STATED TASK >>
Look for the word "Kaede" in the entries below, then copy every line that has it.

(Data excerpts)
— BEGIN —
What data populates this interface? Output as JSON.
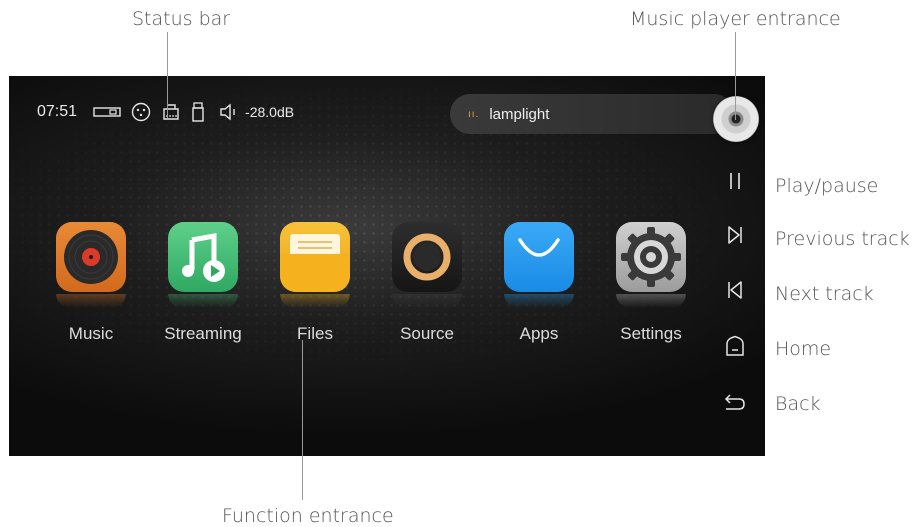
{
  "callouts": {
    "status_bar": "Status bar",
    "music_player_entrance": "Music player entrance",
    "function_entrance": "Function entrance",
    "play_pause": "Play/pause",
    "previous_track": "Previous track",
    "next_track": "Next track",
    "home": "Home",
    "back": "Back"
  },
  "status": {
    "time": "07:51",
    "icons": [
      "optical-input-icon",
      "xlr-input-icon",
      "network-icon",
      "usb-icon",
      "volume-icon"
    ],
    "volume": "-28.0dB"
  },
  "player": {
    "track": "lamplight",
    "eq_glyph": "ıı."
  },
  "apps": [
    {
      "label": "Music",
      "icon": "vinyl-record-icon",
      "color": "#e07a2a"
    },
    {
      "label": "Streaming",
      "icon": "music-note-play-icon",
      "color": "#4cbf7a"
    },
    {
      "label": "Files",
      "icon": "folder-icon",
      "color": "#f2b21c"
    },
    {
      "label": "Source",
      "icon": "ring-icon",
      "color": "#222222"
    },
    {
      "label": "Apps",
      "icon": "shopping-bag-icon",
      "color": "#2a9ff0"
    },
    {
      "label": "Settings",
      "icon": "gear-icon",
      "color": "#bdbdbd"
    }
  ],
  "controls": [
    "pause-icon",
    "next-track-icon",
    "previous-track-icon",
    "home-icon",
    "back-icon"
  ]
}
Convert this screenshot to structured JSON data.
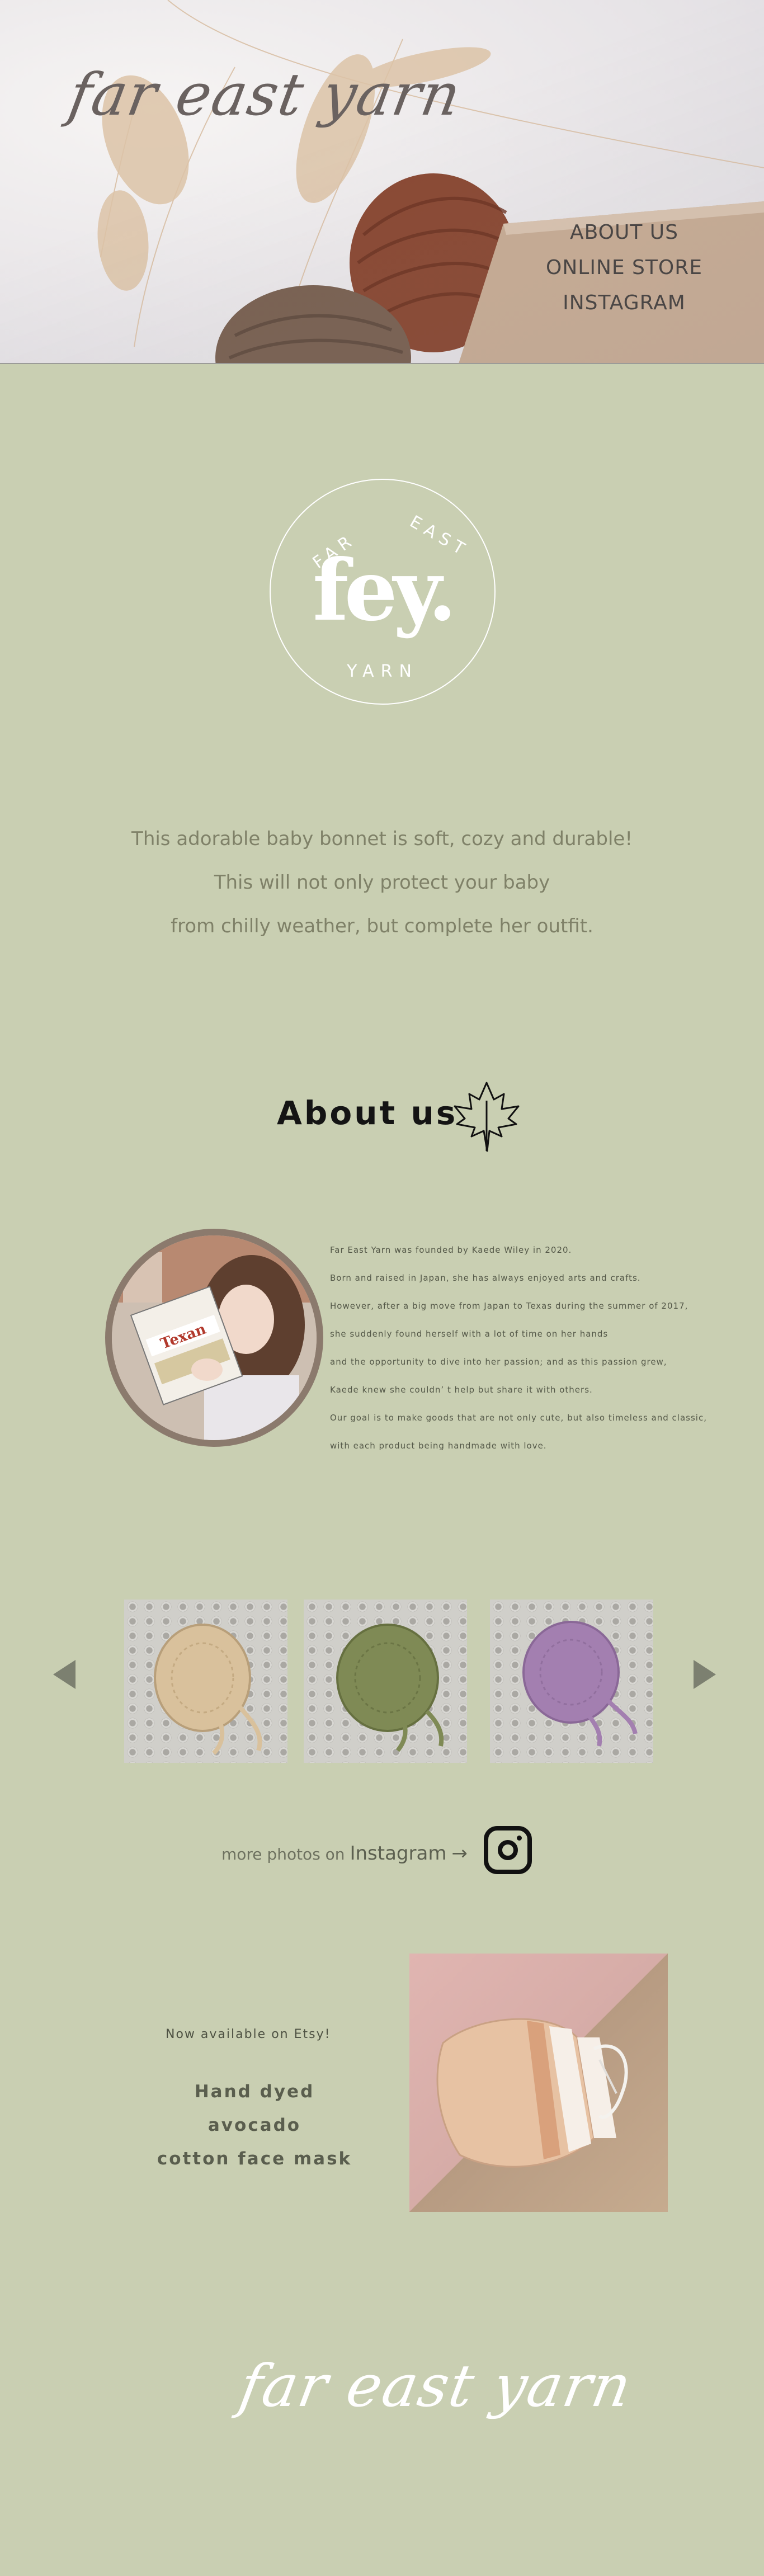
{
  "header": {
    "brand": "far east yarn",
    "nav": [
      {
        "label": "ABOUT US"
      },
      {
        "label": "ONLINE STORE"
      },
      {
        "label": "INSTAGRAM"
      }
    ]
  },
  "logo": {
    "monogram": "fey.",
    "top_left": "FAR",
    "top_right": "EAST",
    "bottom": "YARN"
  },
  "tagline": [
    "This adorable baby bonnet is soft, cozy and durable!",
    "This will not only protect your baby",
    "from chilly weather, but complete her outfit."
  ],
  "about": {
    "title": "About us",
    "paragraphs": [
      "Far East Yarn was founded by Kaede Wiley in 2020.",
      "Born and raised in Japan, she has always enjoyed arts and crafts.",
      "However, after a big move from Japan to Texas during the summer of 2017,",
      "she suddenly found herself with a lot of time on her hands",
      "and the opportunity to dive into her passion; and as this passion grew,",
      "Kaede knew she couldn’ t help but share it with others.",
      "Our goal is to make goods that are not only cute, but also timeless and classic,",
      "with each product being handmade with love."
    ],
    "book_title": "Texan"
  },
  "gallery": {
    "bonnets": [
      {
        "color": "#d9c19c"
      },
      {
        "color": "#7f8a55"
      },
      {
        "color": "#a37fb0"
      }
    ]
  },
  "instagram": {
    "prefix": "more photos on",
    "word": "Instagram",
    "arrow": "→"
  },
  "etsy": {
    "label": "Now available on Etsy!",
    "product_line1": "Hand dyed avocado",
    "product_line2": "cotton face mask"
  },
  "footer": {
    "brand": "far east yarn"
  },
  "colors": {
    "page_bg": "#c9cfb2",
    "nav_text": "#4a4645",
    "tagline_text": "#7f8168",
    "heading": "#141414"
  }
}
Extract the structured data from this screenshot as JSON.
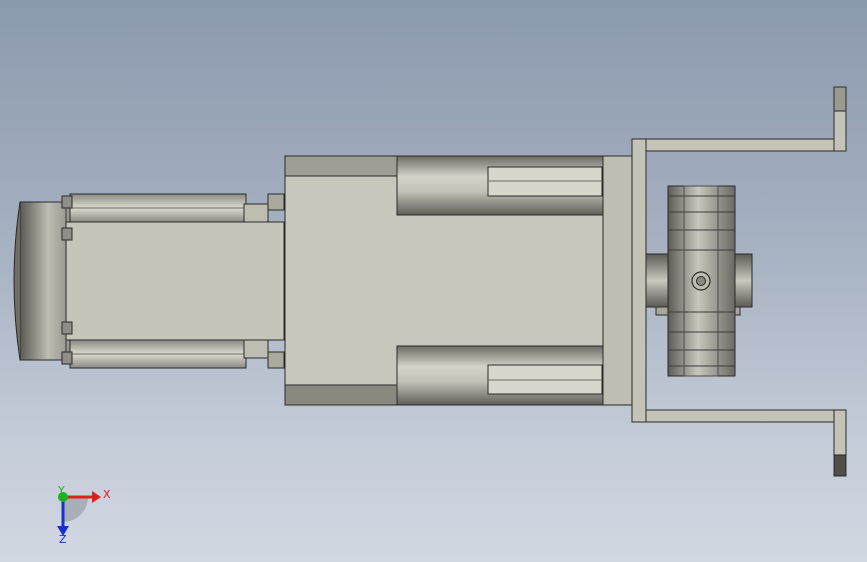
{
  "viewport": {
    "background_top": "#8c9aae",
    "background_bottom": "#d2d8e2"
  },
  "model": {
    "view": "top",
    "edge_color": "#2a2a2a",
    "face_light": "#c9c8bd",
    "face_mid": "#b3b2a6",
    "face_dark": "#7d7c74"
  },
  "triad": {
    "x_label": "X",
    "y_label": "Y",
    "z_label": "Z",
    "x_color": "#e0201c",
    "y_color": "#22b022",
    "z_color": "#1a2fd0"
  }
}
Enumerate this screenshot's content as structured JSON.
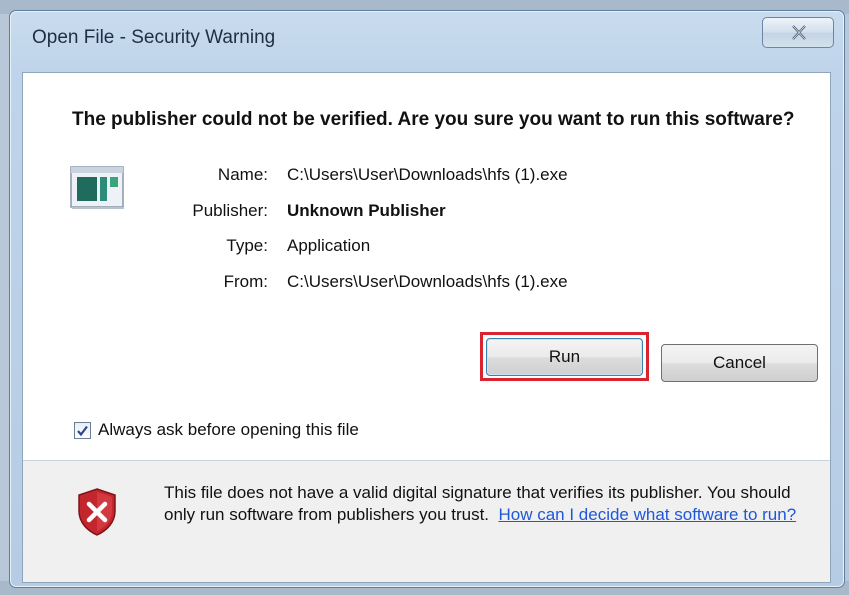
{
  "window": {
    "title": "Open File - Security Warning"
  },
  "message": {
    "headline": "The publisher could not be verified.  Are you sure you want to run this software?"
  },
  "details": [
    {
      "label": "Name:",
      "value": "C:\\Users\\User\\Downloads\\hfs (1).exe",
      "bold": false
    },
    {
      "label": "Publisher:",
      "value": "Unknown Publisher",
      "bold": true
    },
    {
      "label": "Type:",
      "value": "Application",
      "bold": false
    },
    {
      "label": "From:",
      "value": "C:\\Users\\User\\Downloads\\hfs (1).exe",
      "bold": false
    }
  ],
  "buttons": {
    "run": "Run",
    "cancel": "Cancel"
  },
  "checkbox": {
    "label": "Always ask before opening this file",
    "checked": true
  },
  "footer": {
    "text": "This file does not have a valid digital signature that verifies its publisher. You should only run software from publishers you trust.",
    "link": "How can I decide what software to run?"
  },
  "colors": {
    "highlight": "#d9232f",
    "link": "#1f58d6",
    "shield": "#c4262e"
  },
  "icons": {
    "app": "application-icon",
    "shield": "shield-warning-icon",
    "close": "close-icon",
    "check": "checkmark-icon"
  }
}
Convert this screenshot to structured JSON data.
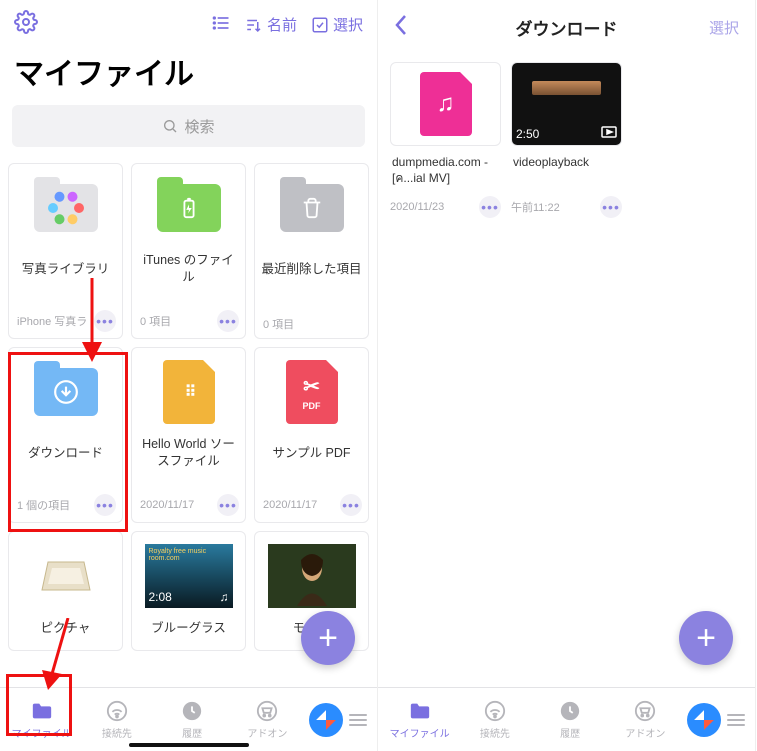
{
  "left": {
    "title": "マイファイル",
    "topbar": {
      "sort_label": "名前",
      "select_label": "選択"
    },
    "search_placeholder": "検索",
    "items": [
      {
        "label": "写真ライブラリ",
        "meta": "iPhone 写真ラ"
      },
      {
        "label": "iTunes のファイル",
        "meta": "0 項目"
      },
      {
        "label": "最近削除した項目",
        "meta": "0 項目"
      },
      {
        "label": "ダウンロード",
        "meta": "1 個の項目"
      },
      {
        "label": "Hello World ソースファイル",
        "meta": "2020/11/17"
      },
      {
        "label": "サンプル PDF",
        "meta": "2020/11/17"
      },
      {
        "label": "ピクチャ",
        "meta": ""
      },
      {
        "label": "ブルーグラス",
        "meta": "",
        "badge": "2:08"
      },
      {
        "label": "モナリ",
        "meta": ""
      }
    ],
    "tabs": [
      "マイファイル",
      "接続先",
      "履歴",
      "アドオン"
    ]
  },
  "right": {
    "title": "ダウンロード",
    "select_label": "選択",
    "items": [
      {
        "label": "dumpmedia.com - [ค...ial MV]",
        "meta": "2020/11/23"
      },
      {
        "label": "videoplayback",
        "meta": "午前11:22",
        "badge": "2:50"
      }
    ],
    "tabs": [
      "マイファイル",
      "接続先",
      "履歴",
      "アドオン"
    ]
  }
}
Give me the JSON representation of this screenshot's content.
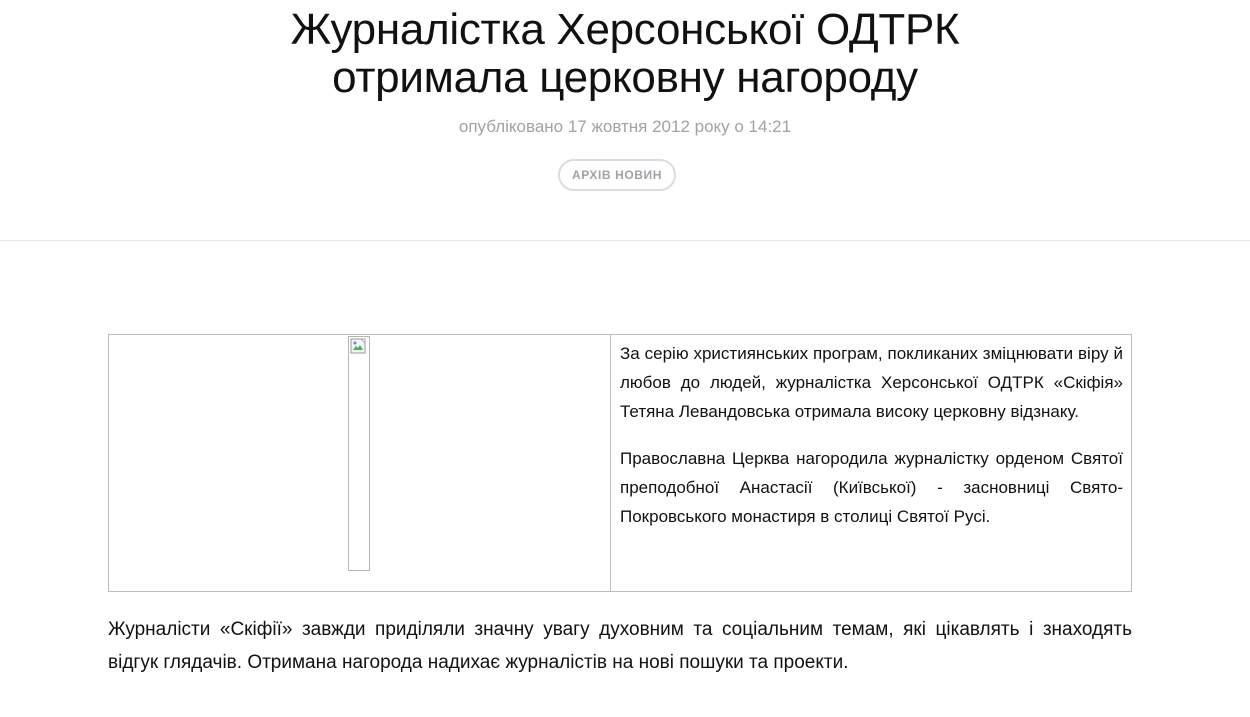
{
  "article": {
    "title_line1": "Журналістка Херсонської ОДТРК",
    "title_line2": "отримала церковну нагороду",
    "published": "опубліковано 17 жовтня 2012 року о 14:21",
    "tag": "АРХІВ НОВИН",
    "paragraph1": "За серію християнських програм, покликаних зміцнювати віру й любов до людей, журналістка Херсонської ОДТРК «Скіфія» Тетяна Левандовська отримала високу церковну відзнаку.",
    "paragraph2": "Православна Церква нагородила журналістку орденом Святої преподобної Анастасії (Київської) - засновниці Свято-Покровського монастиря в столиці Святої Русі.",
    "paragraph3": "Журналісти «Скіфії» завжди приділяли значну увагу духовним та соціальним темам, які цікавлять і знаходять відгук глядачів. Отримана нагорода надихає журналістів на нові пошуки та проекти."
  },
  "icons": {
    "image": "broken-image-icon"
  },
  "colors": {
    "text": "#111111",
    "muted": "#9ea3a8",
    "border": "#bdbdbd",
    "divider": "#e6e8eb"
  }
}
— END —
OUTPUT OF THE TASK >>
      "Far East Yarn was founded by Kaede Wiley in 2020.",
      "Kaede knew she couldn’ t help but share it with others.",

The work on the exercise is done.